▶ _MATERIAL FOR THE TASK_
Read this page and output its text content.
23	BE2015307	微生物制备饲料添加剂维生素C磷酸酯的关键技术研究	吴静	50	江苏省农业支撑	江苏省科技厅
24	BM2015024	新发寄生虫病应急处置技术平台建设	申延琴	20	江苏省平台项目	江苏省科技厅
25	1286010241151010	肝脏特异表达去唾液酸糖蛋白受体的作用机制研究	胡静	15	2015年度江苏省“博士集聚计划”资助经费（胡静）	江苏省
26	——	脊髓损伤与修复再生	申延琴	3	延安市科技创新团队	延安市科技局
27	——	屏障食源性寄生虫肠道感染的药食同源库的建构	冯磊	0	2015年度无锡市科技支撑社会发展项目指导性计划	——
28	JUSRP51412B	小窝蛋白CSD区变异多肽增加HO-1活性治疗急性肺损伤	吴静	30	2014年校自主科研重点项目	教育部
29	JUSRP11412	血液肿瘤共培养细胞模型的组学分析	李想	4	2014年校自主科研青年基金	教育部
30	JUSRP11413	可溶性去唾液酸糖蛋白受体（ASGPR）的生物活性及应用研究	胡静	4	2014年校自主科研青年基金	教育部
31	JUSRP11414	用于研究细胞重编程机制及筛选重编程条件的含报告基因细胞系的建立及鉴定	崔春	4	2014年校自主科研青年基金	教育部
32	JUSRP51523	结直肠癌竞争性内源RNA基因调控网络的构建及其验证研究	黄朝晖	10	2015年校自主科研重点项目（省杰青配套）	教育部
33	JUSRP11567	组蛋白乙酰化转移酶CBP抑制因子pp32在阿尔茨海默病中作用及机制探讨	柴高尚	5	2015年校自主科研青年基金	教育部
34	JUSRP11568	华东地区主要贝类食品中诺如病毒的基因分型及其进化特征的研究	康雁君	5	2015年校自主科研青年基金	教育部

▶ _SET EXERCISE_
What is needed here is an exact reproduction of all the entries.

▶ _FINAL RESULT_
Read this page and output its text content.
23	BE2015307	微生物制备饲料添加剂维生素C磷酸酯的关键技术研究	吴静	50	江苏省农业支撑	江苏省科技厅
24	BM2015024	新发寄生虫病应急处置技术平台建设	申延琴	20	江苏省平台项目	江苏省科技厅
25	1286010241151010	肝脏特异表达去唾液酸糖蛋白受体的作用机制研究	胡静	15	2015年度江苏省“博士集聚计划”资助经费（胡静）	江苏省
26	——	脊髓损伤与修复再生	申延琴	3	延安市科技创新团队	延安市科技局
27	——	屏障食源性寄生虫肠道感染的药食同源库的建构	冯磊	0	2015年度无锡市科技支撑社会发展项目指导性计划	——
28	JUSRP51412B	小窝蛋白CSD区变异多肽增加HO-1活性治疗急性肺损伤	吴静	30	2014年校自主科研重点项目	教育部
29	JUSRP11412	血液肿瘤共培养细胞模型的组学分析	李想	4	2014年校自主科研青年基金	教育部
30	JUSRP11413	可溶性去唾液酸糖蛋白受体（ASGPR）的生物活性及应用研究	胡静	4	2014年校自主科研青年基金	教育部
31	JUSRP11414	用于研究细胞重编程机制及筛选重编程条件的含报告基因细胞系的建立及鉴定	崔春	4	2014年校自主科研青年基金	教育部
32	JUSRP51523	结直肠癌竞争性内源RNA基因调控网络的构建及其验证研究	黄朝晖	10	2015年校自主科研重点项目（省杰青配套）	教育部
33	JUSRP11567	组蛋白乙酰化转移酶CBP抑制因子pp32在阿尔茨海默病中作用及机制探讨	柴高尚	5	2015年校自主科研青年基金	教育部
34	JUSRP11568	华东地区主要贝类食品中诺如病毒的基因分型及其进化特征的研究	康雁君	5	2015年校自主科研青年基金	教育部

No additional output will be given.